_Rows:_
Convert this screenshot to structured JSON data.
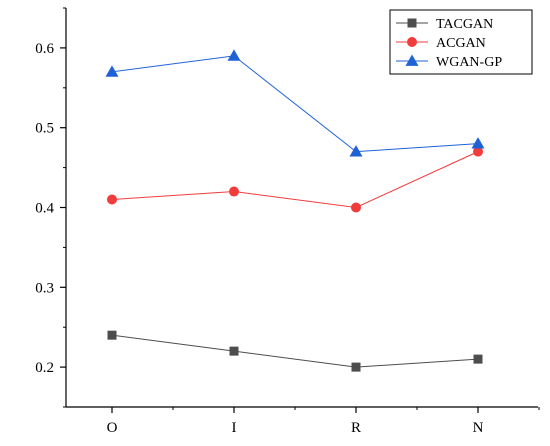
{
  "chart_data": {
    "type": "line",
    "title": "",
    "xlabel": "",
    "ylabel": "",
    "categories": [
      "O",
      "I",
      "R",
      "N"
    ],
    "yticks": [
      0.2,
      0.3,
      0.4,
      0.5,
      0.6
    ],
    "ylim": [
      0.15,
      0.65
    ],
    "grid": false,
    "legend_position": "top-right",
    "series": [
      {
        "name": "TACGAN",
        "values": [
          0.24,
          0.22,
          0.2,
          0.21
        ],
        "color": "#4d4d4d",
        "marker": "square"
      },
      {
        "name": "ACGAN",
        "values": [
          0.41,
          0.42,
          0.4,
          0.47
        ],
        "color": "#f23c3c",
        "marker": "circle"
      },
      {
        "name": "WGAN-GP",
        "values": [
          0.57,
          0.59,
          0.47,
          0.48
        ],
        "color": "#1f62d8",
        "marker": "triangle"
      }
    ]
  }
}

_Set exercise:_
Extract each line from the listing that holds the word "color".

_Written response:_
        "color": "#4d4d4d",
        "color": "#f23c3c",
        "color": "#1f62d8",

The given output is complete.